** Direction **
Below are some records. Count the lines with "金鴻邑精密工業有限公司" in them and give nothing but the total.
>> start Source data
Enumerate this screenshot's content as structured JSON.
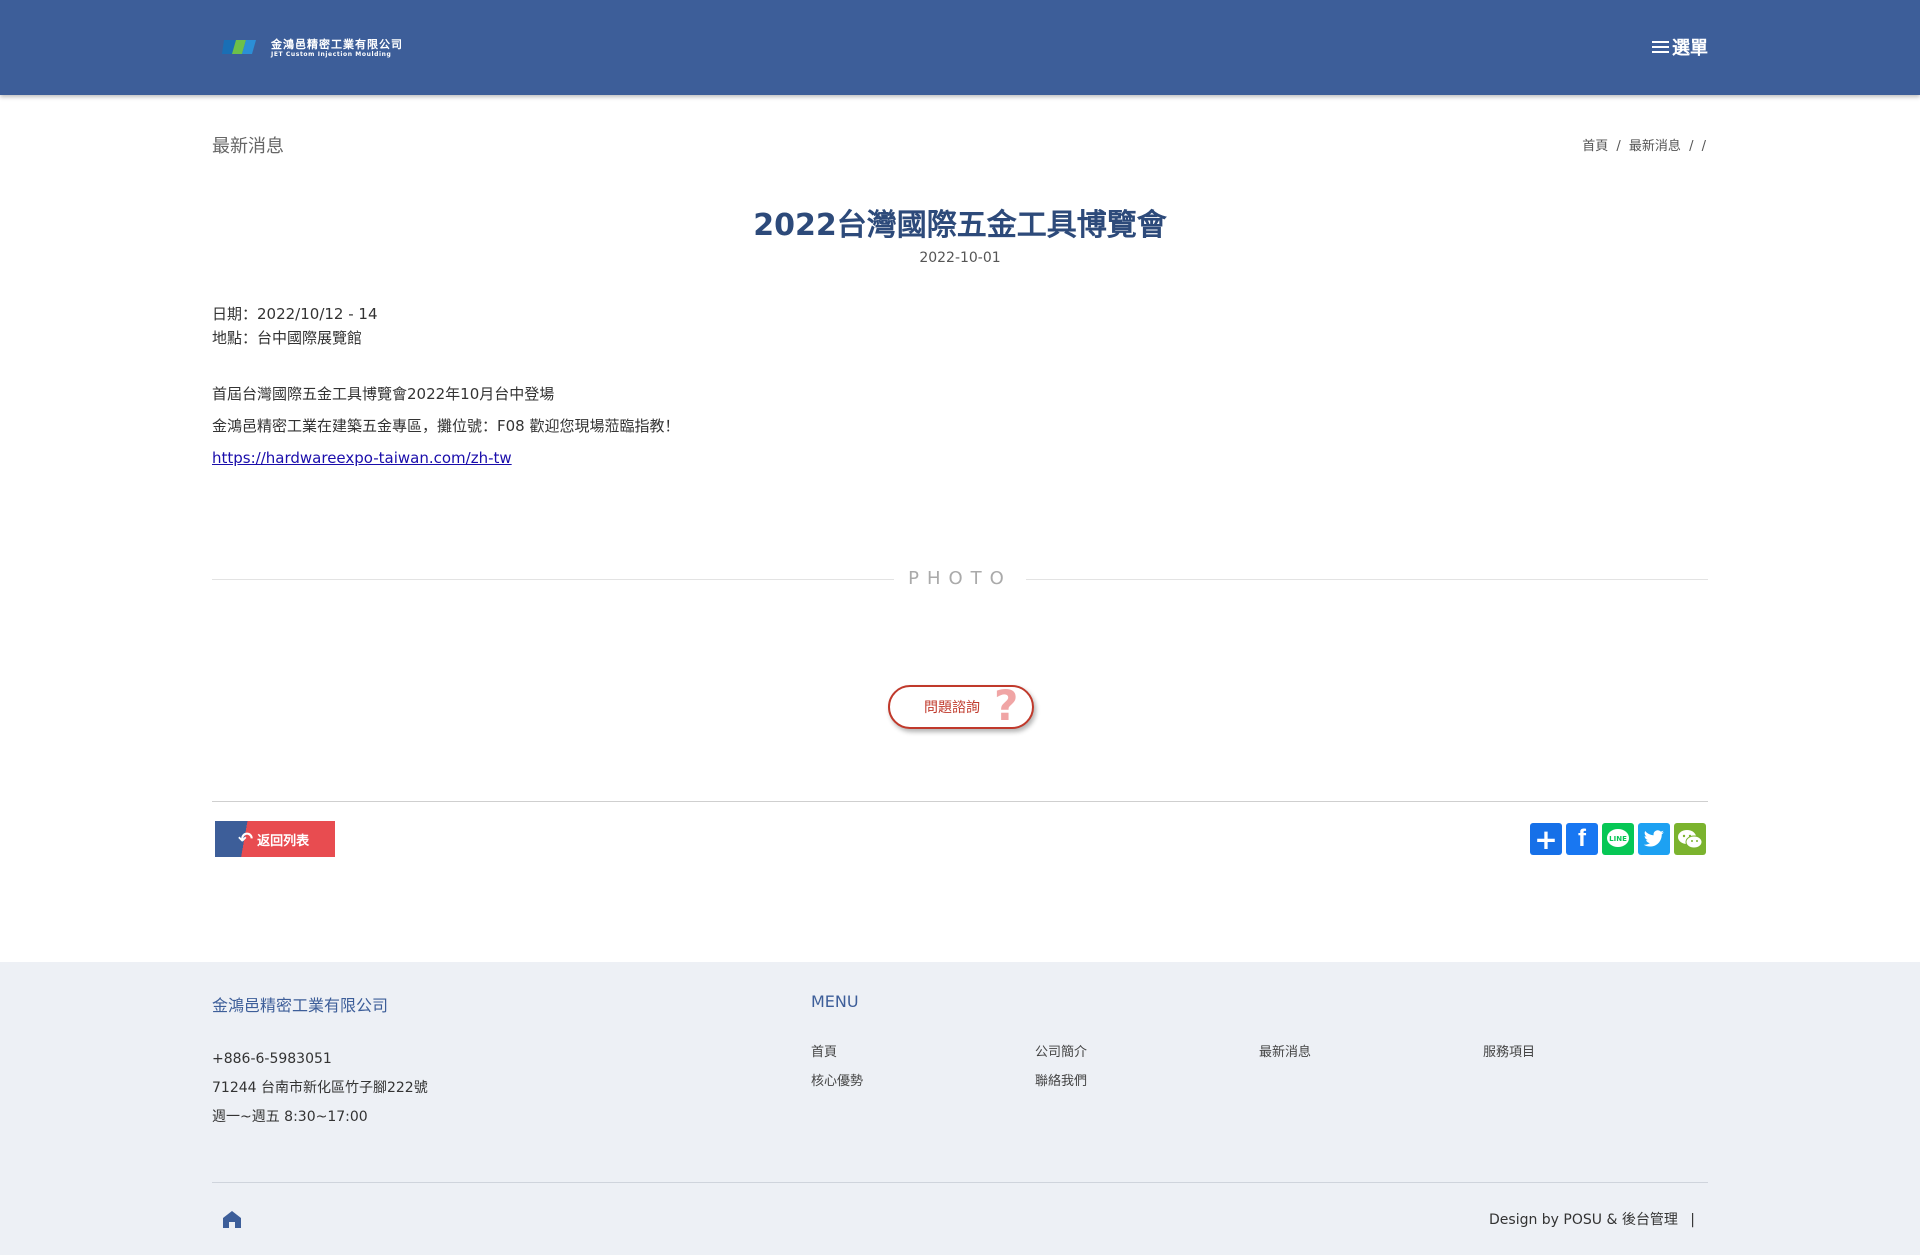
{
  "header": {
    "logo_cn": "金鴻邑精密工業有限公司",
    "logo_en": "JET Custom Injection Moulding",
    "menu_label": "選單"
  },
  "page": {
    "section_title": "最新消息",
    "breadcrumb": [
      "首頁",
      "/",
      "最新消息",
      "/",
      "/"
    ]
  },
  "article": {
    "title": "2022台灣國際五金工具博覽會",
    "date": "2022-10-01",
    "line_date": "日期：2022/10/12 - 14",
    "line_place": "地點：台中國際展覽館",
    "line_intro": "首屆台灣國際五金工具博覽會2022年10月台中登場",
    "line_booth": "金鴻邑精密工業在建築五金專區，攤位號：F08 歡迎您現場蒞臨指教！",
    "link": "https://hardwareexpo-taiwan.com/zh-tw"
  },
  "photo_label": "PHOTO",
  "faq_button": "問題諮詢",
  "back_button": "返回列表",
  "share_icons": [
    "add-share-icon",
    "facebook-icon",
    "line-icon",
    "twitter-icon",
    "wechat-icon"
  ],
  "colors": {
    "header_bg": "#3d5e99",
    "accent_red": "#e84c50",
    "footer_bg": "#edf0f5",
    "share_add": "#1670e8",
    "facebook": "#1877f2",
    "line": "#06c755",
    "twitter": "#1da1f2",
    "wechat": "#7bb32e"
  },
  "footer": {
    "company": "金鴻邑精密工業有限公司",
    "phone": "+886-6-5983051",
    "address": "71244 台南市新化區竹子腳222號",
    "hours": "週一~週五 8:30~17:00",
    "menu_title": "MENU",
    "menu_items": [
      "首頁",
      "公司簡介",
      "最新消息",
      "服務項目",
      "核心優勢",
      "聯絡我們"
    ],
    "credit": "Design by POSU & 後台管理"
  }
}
>> end Source data
** Written response **
2